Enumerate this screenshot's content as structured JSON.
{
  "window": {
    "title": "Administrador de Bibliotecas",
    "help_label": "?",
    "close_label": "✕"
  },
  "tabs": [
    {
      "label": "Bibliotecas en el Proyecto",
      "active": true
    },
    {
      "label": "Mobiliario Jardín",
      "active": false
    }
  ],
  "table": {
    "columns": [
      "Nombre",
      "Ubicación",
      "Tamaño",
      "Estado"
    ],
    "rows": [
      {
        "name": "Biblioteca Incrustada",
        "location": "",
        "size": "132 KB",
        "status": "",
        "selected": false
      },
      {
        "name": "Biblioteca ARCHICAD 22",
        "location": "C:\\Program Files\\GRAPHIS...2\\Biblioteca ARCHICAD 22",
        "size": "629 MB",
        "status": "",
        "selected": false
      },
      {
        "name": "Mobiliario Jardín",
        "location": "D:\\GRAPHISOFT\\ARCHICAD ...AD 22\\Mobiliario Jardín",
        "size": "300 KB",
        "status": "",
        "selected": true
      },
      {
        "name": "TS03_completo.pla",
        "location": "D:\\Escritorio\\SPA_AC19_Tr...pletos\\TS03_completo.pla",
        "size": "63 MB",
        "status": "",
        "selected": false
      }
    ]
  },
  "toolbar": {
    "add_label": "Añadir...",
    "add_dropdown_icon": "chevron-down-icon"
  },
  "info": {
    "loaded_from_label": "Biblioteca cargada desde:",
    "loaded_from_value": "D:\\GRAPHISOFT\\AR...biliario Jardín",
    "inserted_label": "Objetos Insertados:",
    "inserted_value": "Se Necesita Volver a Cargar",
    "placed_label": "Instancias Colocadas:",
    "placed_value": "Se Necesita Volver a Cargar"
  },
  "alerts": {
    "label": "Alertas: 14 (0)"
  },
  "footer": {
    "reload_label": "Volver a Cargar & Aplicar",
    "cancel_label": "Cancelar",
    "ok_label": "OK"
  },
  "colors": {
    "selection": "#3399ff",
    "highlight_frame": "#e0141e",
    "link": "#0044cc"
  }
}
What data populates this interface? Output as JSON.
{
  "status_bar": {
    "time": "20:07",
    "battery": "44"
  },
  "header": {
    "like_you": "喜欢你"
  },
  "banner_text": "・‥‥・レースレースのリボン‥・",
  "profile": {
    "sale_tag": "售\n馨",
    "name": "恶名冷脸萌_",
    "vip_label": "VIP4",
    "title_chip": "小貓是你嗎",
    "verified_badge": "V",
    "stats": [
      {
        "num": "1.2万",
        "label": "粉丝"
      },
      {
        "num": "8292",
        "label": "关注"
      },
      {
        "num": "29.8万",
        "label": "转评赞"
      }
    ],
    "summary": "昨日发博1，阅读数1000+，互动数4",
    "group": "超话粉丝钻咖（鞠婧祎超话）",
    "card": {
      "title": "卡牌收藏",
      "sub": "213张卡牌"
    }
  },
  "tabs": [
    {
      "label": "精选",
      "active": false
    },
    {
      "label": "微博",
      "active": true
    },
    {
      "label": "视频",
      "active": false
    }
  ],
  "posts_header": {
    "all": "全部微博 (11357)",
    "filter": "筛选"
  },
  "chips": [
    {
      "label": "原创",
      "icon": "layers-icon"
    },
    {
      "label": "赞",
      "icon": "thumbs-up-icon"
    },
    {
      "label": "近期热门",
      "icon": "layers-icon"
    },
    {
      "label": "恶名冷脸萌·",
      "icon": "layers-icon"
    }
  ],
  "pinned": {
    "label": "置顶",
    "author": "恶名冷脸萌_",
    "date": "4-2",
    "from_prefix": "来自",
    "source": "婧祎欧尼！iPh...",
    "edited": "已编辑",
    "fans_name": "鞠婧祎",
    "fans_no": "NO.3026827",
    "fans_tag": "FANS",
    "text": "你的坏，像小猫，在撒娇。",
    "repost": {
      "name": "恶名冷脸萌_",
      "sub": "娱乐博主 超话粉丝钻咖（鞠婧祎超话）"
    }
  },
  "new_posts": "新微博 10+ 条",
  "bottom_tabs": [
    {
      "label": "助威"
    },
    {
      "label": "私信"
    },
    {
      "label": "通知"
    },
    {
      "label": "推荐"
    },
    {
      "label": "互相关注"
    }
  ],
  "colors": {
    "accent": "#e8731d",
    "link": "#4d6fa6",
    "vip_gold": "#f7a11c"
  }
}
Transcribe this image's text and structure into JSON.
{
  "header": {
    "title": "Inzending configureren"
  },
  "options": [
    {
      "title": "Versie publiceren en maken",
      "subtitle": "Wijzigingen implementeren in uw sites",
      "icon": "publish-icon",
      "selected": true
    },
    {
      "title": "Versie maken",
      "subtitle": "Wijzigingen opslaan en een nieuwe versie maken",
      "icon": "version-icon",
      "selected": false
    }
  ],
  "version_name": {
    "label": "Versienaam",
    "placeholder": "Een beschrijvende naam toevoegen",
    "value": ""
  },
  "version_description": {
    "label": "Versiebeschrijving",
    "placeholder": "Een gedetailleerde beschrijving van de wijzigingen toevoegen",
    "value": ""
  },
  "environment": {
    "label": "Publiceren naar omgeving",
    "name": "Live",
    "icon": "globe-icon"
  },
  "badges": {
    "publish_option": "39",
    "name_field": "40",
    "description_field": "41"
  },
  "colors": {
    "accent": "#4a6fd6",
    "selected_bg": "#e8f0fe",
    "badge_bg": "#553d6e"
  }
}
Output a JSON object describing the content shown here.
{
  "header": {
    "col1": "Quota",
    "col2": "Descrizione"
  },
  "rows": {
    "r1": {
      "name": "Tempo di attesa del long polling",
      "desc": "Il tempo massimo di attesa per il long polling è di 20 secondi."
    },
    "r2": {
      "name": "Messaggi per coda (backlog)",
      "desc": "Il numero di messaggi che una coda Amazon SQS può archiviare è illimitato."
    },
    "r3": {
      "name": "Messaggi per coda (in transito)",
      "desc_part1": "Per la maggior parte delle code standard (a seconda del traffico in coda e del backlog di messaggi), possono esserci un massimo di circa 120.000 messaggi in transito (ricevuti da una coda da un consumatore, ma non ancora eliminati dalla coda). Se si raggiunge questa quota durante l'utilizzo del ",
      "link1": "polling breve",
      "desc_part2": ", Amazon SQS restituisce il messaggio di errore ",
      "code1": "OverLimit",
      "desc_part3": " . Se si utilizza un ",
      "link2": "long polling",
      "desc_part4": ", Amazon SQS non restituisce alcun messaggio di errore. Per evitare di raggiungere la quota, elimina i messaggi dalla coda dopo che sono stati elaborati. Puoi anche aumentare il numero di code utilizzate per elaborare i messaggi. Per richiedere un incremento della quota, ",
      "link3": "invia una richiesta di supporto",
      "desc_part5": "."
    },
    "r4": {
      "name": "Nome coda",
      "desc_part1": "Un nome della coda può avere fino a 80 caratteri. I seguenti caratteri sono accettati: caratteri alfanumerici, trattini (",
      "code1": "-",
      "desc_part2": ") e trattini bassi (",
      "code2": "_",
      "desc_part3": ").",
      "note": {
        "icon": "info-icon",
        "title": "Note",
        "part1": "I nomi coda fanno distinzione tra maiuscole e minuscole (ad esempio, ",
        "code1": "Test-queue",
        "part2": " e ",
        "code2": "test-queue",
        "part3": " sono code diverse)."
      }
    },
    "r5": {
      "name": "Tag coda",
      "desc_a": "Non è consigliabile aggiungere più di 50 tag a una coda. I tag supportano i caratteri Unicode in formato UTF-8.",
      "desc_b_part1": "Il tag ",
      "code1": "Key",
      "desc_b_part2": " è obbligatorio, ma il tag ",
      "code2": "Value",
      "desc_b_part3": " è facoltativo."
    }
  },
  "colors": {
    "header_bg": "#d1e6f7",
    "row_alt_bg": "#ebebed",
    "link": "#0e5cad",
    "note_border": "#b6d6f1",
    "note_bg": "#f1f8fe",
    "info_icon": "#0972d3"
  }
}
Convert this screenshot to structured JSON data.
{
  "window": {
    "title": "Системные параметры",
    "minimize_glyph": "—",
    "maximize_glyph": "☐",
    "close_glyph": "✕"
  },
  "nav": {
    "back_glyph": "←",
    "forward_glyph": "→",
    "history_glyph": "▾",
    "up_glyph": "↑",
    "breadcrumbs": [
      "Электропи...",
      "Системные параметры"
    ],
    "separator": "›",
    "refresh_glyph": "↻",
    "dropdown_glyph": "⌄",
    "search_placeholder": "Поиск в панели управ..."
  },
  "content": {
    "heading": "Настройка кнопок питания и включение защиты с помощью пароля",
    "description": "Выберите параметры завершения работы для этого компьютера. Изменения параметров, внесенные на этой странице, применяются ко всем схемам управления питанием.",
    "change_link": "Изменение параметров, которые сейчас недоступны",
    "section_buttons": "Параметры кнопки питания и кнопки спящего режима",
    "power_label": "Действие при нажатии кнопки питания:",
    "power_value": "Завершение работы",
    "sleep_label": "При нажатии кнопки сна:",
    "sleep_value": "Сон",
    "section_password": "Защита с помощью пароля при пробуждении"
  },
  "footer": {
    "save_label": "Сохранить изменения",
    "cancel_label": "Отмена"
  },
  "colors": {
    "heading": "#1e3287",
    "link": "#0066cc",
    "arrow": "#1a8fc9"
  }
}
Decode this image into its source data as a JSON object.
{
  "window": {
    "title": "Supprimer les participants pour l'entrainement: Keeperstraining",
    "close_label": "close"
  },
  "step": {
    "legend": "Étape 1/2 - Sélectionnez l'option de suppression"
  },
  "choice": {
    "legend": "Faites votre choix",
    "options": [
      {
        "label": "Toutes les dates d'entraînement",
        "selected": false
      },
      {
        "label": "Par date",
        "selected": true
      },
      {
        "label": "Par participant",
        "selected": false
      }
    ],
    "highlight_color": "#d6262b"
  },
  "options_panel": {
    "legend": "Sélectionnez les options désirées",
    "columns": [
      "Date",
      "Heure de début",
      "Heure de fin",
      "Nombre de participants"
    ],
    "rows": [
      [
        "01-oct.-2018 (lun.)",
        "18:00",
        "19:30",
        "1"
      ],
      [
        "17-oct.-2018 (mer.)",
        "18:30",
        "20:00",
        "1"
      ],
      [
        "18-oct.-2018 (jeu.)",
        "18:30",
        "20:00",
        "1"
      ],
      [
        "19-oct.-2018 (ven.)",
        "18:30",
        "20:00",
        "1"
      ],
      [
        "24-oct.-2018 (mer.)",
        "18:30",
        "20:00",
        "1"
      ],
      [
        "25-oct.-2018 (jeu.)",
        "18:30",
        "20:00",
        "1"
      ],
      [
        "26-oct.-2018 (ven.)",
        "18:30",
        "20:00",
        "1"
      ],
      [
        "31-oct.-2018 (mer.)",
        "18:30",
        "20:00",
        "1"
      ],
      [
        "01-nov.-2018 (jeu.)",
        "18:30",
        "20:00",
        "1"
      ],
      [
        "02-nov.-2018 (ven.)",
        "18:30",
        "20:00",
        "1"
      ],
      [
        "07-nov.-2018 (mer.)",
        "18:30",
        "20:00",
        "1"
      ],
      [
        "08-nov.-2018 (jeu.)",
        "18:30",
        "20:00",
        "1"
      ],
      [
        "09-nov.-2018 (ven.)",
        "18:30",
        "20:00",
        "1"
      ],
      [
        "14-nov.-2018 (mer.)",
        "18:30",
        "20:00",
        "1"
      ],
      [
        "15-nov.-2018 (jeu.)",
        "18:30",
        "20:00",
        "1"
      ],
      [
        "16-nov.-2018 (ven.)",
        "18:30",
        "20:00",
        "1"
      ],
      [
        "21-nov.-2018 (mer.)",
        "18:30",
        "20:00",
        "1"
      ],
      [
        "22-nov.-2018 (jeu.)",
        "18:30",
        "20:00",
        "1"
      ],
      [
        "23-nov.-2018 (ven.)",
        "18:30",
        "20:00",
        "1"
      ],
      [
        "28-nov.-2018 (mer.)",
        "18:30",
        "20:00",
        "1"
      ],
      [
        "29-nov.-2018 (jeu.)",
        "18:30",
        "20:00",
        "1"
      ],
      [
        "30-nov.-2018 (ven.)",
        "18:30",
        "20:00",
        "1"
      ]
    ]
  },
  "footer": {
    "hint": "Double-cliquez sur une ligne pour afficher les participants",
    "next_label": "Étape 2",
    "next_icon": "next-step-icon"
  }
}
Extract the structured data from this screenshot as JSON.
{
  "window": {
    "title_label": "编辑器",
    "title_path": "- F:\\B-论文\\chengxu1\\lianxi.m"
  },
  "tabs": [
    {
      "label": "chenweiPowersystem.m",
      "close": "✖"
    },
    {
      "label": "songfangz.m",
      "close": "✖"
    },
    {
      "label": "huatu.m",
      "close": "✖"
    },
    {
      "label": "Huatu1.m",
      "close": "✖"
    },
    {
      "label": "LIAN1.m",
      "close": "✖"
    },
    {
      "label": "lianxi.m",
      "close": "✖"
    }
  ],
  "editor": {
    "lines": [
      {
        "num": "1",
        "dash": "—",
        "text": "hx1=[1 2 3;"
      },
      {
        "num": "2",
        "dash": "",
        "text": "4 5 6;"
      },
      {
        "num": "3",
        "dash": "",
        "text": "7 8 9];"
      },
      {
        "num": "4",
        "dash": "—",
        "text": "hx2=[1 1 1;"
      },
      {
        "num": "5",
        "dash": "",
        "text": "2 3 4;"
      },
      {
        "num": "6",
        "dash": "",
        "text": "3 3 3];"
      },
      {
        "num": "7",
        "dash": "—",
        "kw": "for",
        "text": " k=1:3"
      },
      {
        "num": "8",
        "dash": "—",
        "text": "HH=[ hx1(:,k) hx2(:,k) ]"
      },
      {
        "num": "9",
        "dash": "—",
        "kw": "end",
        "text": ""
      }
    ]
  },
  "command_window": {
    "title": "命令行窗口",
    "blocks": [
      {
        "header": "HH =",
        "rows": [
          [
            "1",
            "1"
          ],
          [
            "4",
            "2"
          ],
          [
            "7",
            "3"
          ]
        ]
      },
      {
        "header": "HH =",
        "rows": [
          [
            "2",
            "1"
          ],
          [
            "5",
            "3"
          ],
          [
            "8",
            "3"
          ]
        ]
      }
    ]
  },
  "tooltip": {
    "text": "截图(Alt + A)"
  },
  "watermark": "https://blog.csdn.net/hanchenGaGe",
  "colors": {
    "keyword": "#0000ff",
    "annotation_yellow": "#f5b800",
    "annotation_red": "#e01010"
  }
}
——————
Prompt:
Copy out every line in the entries above that holds "lianxi".

Task response:
    "title_path": "- F:\\B-论文\\chengxu1\\lianxi.m"
      "label": "lianxi.m",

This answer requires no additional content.